● Short task A: Copy the rows below word for word, starting with the first row and ending with the line that contains "chevron-up-icon[interactable] [2015, 437, 2049, 471]".

● Page text:
########

Blade holder with schock absorber for a device for longitudinally cutting a material strip

Abstract

The invention relates to a blade holder for a device for dividing a material web (10) in longitudinal direction, said blade holder comprising a basic body (2) that can be secured on a cutter bar (M) of the device. The blade holder further comprises a blade carrier (3; 23), which can be moved relative to the basic body (2) and on which a circular blade (8; 22) is positioned rotating and which is connected to an adjustment drive (4; 24) for moving the circular blade (8; 22) from the idle position to an operating position where it is pushed against an associated rotating counter blade (9; 28) of the device. In addition, the blade holder is provided with an impact absorber (11) that is effective between the adjustment drive (4; 24) and the circular blade (8; 22) and has a high compliance to a force effective in press-on direction and a low compliance to a force effective counter to the press-on direction.

Description

[0001] Devices used for dividing material webs in longitudinal direction are provided with a cutter bar, which is arranged crosswise to the material web passing through and comprises several side-by-side arranged blade holders. The distance between the blade holders, relative to each other, is predetermined in each case by the “cutting program,” meaning by the correspondingly narrower material strips to be cut from the wide material web passing through. The material is divided in longitudinal direction either with a so-called crush cut using a circular crush blade that is pressed against a roller functioning as counter blade, or with a so-called shearing cut, for which the cutting edge of a circular blade fits on the side against the cutting edge of a rotating counter blade with a certain overlap. In the following, the terms “circular blade” and “counter blade” are used uniformly for both dividing methods.

[0002] For both application cases, the blade holder is provided with a basic body that can be connected to the cutter bar and a blade carrier that can be moved relative thereto, on which the circular blade is positioned such that it can rotate. By means of a generally pneumatic adjustment drive, the circular blade is pressed in the operating position against the associated counter blade to generate the required cutting force.

########

● Short task B: Pick up the blade holder text above and continue it from its last sentence.

########

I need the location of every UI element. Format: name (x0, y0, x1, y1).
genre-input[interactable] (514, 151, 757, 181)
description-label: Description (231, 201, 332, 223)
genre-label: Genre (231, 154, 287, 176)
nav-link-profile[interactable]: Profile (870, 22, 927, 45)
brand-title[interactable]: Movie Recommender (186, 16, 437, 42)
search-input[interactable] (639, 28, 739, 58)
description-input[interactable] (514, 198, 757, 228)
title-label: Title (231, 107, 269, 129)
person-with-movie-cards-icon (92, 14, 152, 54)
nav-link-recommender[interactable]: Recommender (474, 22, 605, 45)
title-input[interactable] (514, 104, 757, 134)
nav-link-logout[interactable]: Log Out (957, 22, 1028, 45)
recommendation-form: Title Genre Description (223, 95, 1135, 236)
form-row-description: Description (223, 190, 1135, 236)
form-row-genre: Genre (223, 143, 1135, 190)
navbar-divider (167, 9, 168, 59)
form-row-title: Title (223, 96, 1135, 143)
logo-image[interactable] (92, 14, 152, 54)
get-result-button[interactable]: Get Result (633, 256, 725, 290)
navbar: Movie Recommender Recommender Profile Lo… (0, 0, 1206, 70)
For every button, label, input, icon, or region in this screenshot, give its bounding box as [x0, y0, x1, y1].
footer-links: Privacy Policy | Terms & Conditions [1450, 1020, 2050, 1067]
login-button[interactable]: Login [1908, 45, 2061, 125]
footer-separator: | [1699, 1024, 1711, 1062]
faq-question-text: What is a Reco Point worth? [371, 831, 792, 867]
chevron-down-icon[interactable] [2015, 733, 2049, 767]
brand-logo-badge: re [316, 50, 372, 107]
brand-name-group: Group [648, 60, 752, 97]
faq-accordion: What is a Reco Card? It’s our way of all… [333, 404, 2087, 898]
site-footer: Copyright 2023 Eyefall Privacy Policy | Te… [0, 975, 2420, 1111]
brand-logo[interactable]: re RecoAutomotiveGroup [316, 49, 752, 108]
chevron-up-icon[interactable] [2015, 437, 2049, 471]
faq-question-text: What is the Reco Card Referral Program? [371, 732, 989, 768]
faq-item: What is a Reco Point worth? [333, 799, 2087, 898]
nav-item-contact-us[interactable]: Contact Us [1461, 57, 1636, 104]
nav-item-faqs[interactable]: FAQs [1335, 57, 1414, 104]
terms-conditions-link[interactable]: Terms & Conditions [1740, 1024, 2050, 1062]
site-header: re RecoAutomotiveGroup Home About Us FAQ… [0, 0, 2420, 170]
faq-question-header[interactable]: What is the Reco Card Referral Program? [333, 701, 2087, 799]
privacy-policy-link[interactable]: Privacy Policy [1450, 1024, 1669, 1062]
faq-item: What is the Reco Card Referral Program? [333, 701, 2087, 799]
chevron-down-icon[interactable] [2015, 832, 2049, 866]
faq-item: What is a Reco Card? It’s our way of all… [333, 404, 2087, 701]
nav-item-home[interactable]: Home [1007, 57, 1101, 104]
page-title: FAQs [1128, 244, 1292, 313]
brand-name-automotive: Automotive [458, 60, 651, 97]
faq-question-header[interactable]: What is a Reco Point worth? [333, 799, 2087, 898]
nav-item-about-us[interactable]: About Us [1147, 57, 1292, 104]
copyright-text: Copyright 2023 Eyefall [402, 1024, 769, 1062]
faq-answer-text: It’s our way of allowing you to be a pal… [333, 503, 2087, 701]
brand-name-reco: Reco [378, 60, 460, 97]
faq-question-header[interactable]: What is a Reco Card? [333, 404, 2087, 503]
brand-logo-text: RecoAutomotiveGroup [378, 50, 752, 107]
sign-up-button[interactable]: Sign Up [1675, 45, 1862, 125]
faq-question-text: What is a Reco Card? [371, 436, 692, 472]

########

● Result A:
I need the location of every UI element. Format: name (x0, y0, x1, y1).
genre-input[interactable] (514, 151, 757, 181)
description-label: Description (231, 201, 332, 223)
genre-label: Genre (231, 154, 287, 176)
nav-link-profile[interactable]: Profile (870, 22, 927, 45)
brand-title[interactable]: Movie Recommender (186, 16, 437, 42)
search-input[interactable] (639, 28, 739, 58)
description-input[interactable] (514, 198, 757, 228)
title-label: Title (231, 107, 269, 129)
person-with-movie-cards-icon (92, 14, 152, 54)
nav-link-recommender[interactable]: Recommender (474, 22, 605, 45)
title-input[interactable] (514, 104, 757, 134)
nav-link-logout[interactable]: Log Out (957, 22, 1028, 45)
recommendation-form: Title Genre Description (223, 95, 1135, 236)
form-row-description: Description (223, 190, 1135, 236)
form-row-genre: Genre (223, 143, 1135, 190)
navbar-divider (167, 9, 168, 59)
form-row-title: Title (223, 96, 1135, 143)
logo-image[interactable] (92, 14, 152, 54)
get-result-button[interactable]: Get Result (633, 256, 725, 290)
navbar: Movie Recommender Recommender Profile Lo… (0, 0, 1206, 70)
For every button, label, input, icon, or region in this screenshot, give its bounding box as [x0, y0, x1, y1].
footer-links: Privacy Policy | Terms & Conditions [1450, 1020, 2050, 1067]
login-button[interactable]: Login [1908, 45, 2061, 125]
footer-separator: | [1699, 1024, 1711, 1062]
faq-question-text: What is a Reco Point worth? [371, 831, 792, 867]
chevron-down-icon[interactable] [2015, 733, 2049, 767]
brand-logo-badge: re [316, 50, 372, 107]
brand-name-group: Group [648, 60, 752, 97]
faq-accordion: What is a Reco Card? It’s our way of all… [333, 404, 2087, 898]
site-footer: Copyright 2023 Eyefall Privacy Policy | Te… [0, 975, 2420, 1111]
brand-logo[interactable]: re RecoAutomotiveGroup [316, 49, 752, 108]
chevron-up-icon[interactable] [2015, 437, 2049, 471]

● Result B:
[0003] The pneumatic adjustment drive formed with a piston-cylinder system simultaneously functions as a pressure spring, which presses the circular blade with a constant force, but also compliant to a degree, against the counter blade. Thus, true running irregularities such as a “height jump” during a crush blade cut or a “side jump” for a shearing cut are compensated since the blade is readjusted with the adjustment drive and direct contact with the counter blade is maintained. A “height jump” of this type can occur with a crush blade cut even with an exact blade geometry if the material webs to be divided have thickened material sections, which may be unintended or intended, depending on the material structure. Differing material strengths can also become noticeable in the same way as the true running accuracy.

[0004] However, with high movement speeds of the material web and correspondingly high running speeds for the circular blade and the counter blade, the contact between circular blade and counter blade is broken at times during “true running” irregularities. Poor cutting quality is the result, for example an insufficient division of the material during the crush cut that may not be continuous in longitudinal direction or insufficient cutting edge accuracy during the shearing cut.

[0005] It is the object of the invention to create a blade holder, which avoids these disadvantages.

[0006] This object is solved according to the invention with a blade holder for a device for longitudinally dividing a material web, which comprises a basic body that can be attached to a cutter bar for the device, a blade carrier that is movable relative to the basic body, on which a circular blade is mounted so as to rotate and which is connected to an adjustment drive for moving the circular blade from an idle position to an operating position on an associated rotating counter blade of the device, as well as with an impact absorber that is effective between the adjustment drive and the circular blade and has a high compliance for the force effective in press-on direction and a low compliance for the force effective counter to the press-on direction. In particular with high through speeds, for which true running irregularities have a jolting effect on the circular blade, an impact absorber of this type will prevent the circular blade from lifting off the counter blade or from “dancing” on the counter blade during the appearance of resonance. The circular blade is readjusted in its operating position in press-on direction on the counter blade as a result of the adjustment force exerted by the adjustment drive. However, as soon as a force counter to the press-on direction acts upon the circular blade as a result of the true running irregularity, the circular blade can ease up, but must overcome a higher resistance.

[0007] One advantageous embodiment of the invention is provided with an impact absorber comprising a cylinder and a piston body, which can be moved relative to the cylinder and delimits a pressure chamber inside the cylinder. A throttle and a return valve are assigned to the pressure chamber, wherein the return valve opens up during a circular blade movement in press-on direction. For this embodiment, the cylinder is attached, for example, to the basic body while the piston body is assigned to the blade carrier. Thus, during a movement in press-on direction that is effected via the adjustment drive, the medium contained in the pressure chamber, for example air or a liquid, is pushed from the pressure chamber counter to the only slight opening resistance of the return valve. In the process, the circular blade is pushed with its predetermined contact pressure force against the counter blade.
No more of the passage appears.